* start Excerpted data *

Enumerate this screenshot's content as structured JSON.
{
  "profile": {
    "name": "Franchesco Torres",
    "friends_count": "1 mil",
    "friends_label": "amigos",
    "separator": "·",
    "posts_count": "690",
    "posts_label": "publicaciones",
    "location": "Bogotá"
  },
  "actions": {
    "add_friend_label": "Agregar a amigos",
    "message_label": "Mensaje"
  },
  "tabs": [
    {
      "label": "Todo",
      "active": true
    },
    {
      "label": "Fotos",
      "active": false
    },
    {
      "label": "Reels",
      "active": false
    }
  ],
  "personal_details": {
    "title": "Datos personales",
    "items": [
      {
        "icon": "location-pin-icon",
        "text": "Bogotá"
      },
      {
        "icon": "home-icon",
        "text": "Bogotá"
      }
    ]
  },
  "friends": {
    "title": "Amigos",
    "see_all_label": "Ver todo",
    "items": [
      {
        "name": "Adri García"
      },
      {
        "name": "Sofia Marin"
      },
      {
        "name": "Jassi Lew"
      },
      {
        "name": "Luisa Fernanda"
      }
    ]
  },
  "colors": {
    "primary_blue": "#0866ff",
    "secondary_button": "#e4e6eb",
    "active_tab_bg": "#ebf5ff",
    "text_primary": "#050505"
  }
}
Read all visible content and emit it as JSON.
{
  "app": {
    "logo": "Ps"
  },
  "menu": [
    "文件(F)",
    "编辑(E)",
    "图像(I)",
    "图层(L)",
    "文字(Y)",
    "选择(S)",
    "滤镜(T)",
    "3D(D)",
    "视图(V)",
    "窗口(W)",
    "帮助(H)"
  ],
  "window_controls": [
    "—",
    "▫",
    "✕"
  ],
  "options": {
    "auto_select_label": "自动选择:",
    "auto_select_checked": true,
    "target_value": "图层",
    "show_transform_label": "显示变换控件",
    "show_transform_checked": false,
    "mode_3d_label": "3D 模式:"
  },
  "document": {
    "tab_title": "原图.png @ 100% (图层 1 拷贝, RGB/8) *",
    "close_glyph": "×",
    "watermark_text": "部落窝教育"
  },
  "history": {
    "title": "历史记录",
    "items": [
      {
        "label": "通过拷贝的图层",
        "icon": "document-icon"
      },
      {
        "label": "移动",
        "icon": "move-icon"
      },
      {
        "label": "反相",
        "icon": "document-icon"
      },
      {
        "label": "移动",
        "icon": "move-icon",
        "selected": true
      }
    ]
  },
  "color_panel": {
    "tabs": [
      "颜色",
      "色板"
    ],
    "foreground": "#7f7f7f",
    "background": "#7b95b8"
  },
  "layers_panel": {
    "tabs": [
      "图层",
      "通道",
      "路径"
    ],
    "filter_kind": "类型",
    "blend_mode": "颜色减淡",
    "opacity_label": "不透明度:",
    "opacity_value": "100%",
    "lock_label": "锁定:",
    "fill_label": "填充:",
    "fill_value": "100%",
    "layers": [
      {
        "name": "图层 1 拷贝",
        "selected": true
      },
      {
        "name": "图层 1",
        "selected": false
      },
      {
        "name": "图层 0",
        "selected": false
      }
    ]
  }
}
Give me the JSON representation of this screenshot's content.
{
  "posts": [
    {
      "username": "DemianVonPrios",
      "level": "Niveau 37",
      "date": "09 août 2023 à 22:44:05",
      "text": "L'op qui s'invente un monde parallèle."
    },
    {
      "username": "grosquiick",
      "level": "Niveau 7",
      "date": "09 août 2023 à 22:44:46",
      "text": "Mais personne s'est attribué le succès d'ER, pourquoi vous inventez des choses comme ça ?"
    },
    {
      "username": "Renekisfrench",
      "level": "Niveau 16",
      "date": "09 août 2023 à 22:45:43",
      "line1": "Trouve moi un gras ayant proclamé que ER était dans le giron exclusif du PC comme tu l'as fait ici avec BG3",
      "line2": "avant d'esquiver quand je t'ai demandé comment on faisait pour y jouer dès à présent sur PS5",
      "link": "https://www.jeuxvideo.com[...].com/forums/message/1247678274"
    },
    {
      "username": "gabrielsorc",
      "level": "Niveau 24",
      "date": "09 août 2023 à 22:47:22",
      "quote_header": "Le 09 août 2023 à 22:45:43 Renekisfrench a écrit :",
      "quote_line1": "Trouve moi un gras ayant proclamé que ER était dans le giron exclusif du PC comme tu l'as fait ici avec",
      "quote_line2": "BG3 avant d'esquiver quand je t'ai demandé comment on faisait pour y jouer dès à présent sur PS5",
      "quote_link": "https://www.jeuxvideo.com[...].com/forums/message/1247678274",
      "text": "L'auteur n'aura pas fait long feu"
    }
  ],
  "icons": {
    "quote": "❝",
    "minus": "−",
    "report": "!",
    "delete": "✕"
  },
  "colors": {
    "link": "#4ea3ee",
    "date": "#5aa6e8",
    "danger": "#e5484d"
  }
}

* end Excerpted data *

• **What the task asks**
Collect each line holding the string "août".

• **Result for this exercise**
      "date": "09 août 2023 à 22:44:05",
      "date": "09 août 2023 à 22:44:46",
      "date": "09 août 2023 à 22:45:43",
      "date": "09 août 2023 à 22:47:22",
      "quote_header": "Le 09 août 2023 à 22:45:43 Renekisfrench a écrit :",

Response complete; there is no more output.